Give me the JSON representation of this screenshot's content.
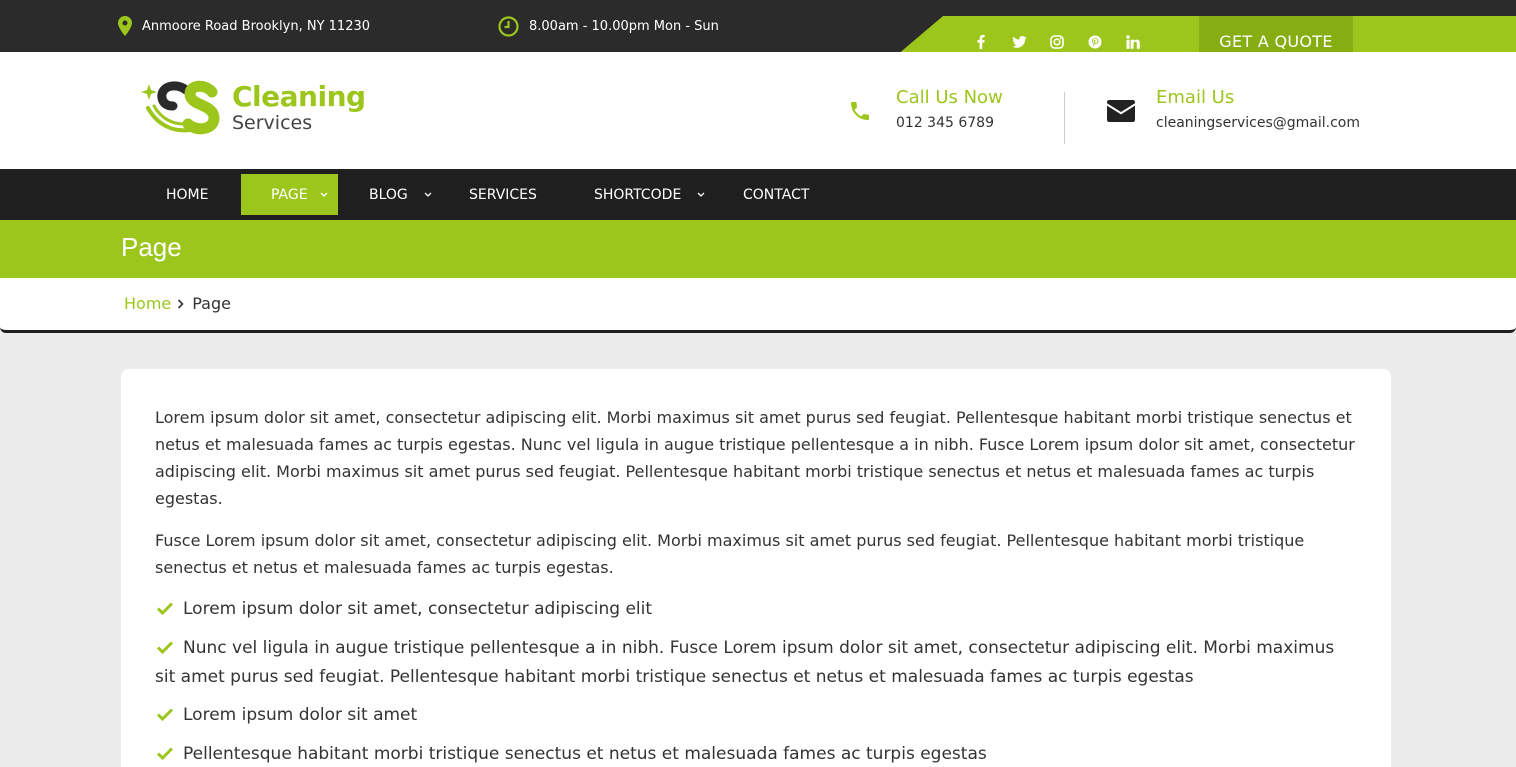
{
  "topbar": {
    "address": "Anmoore Road Brooklyn, NY 11230",
    "hours": "8.00am - 10.00pm Mon - Sun",
    "social_icons": [
      "facebook-icon",
      "twitter-icon",
      "instagram-icon",
      "pinterest-icon",
      "linkedin-icon"
    ],
    "quote_label": "GET A QUOTE"
  },
  "header": {
    "logo_title": "Cleaning",
    "logo_sub": "Services",
    "call_title": "Call Us Now",
    "call_value": "012 345 6789",
    "email_title": "Email Us",
    "email_value": "cleaningservices@gmail.com"
  },
  "nav": {
    "items": [
      {
        "label": "HOME"
      },
      {
        "label": "PAGE"
      },
      {
        "label": "BLOG"
      },
      {
        "label": "SERVICES"
      },
      {
        "label": "SHORTCODE"
      },
      {
        "label": "CONTACT"
      }
    ]
  },
  "page_title": "Page",
  "breadcrumb": {
    "home": "Home",
    "current": "Page"
  },
  "content": {
    "p1": "Lorem ipsum dolor sit amet, consectetur adipiscing elit. Morbi maximus sit amet purus sed feugiat. Pellentesque habitant morbi tristique senectus et netus et malesuada fames ac turpis egestas. Nunc vel ligula in augue tristique pellentesque a in nibh. Fusce Lorem ipsum dolor sit amet, consectetur adipiscing elit. Morbi maximus sit amet purus sed feugiat. Pellentesque habitant morbi tristique senectus et netus et malesuada fames ac turpis egestas.",
    "p2": "Fusce Lorem ipsum dolor sit amet, consectetur adipiscing elit. Morbi maximus sit amet purus sed feugiat. Pellentesque habitant morbi tristique senectus et netus et malesuada fames ac turpis egestas.",
    "list": [
      "Lorem ipsum dolor sit amet, consectetur adipiscing elit",
      "Nunc vel ligula in augue tristique pellentesque a in nibh. Fusce Lorem ipsum dolor sit amet, consectetur adipiscing elit. Morbi maximus sit amet purus sed feugiat. Pellentesque habitant morbi tristique senectus et netus et malesuada fames ac turpis egestas",
      "Lorem ipsum dolor sit amet",
      "Pellentesque habitant morbi tristique senectus et netus et malesuada fames ac turpis egestas"
    ]
  },
  "colors": {
    "accent": "#9cc61b",
    "accent_dark": "#86ad12",
    "dark": "#1f1f1f",
    "topbar": "#2b2b2b",
    "background": "#ececec"
  }
}
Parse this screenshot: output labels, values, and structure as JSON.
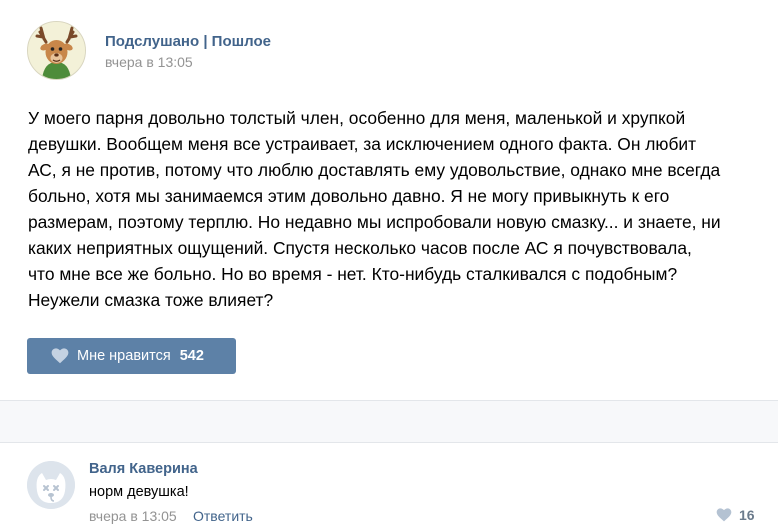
{
  "post": {
    "group_name": "Подслушано | Пошлое",
    "time": "вчера в 13:05",
    "avatar_icon": "deer-avatar-icon",
    "text_lines": [
      "У моего парня довольно толстый член, особенно для меня, маленькой и хрупкой",
      "девушки. Вообщем меня все устраивает, за исключением одного факта. Он любит",
      "АС, я не против, потому что люблю доставлять ему удовольствие, однако мне всегда",
      "больно, хотя мы занимаемся этим довольно давно. Я не могу привыкнуть к его",
      "размерам, поэтому терплю. Но недавно мы испробовали новую смазку... и знаете, ни",
      "каких неприятных ощущений. Спустя несколько часов после АС я почувствовала,",
      "что мне все же больно. Но во время - нет. Кто-нибудь сталкивался с подобным?",
      "Неужели смазка тоже влияет?"
    ],
    "like_button": {
      "label": "Мне нравится",
      "count": "542",
      "icon": "heart-icon",
      "color": "#5d81a7"
    }
  },
  "comment": {
    "author": "Валя Каверина",
    "text": "норм девушка!",
    "time": "вчера в 13:05",
    "reply_label": "Ответить",
    "like_count": "16",
    "avatar_icon": "default-dog-avatar-icon"
  },
  "colors": {
    "link": "#42648b",
    "meta": "#939393",
    "band": "#f7f8fa"
  }
}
-- -- --
*Directions for this task*
Omit all pictures and write out, exactly, only the lines from the line containing "Parse this screenshot: output" through the last line of the entries above.

*Answer to the task*
Parse this screenshot: output labels, values, and structure as JSON.
{
  "post": {
    "group_name": "Подслушано | Пошлое",
    "time": "вчера в 13:05",
    "avatar_icon": "deer-avatar-icon",
    "text_lines": [
      "У моего парня довольно толстый член, особенно для меня, маленькой и хрупкой",
      "девушки. Вообщем меня все устраивает, за исключением одного факта. Он любит",
      "АС, я не против, потому что люблю доставлять ему удовольствие, однако мне всегда",
      "больно, хотя мы занимаемся этим довольно давно. Я не могу привыкнуть к его",
      "размерам, поэтому терплю. Но недавно мы испробовали новую смазку... и знаете, ни",
      "каких неприятных ощущений. Спустя несколько часов после АС я почувствовала,",
      "что мне все же больно. Но во время - нет. Кто-нибудь сталкивался с подобным?",
      "Неужели смазка тоже влияет?"
    ],
    "like_button": {
      "label": "Мне нравится",
      "count": "542",
      "icon": "heart-icon",
      "color": "#5d81a7"
    }
  },
  "comment": {
    "author": "Валя Каверина",
    "text": "норм девушка!",
    "time": "вчера в 13:05",
    "reply_label": "Ответить",
    "like_count": "16",
    "avatar_icon": "default-dog-avatar-icon"
  },
  "colors": {
    "link": "#42648b",
    "meta": "#939393",
    "band": "#f7f8fa"
  }
}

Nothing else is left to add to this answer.